- [To be done] Records follow. Pull out every line that contains "triangle".

-- BEGIN --

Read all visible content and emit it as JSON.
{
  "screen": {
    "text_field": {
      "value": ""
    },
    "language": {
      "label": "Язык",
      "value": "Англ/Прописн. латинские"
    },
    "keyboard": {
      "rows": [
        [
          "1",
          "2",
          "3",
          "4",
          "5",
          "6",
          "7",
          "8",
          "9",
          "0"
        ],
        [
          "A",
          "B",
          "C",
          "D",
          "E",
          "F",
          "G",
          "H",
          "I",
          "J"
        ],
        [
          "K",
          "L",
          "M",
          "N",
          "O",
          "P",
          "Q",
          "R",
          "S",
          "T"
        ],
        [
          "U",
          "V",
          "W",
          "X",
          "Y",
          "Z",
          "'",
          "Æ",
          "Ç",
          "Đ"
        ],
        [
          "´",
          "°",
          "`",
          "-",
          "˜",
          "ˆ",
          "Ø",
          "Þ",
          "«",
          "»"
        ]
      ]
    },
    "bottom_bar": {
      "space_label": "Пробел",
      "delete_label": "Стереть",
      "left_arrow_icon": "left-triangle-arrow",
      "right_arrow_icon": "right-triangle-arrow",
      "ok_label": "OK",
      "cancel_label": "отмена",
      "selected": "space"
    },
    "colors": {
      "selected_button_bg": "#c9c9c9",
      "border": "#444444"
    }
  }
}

-- END --

- [Expected answer]
      "left_arrow_icon": "left-triangle-arrow",
      "right_arrow_icon": "right-triangle-arrow",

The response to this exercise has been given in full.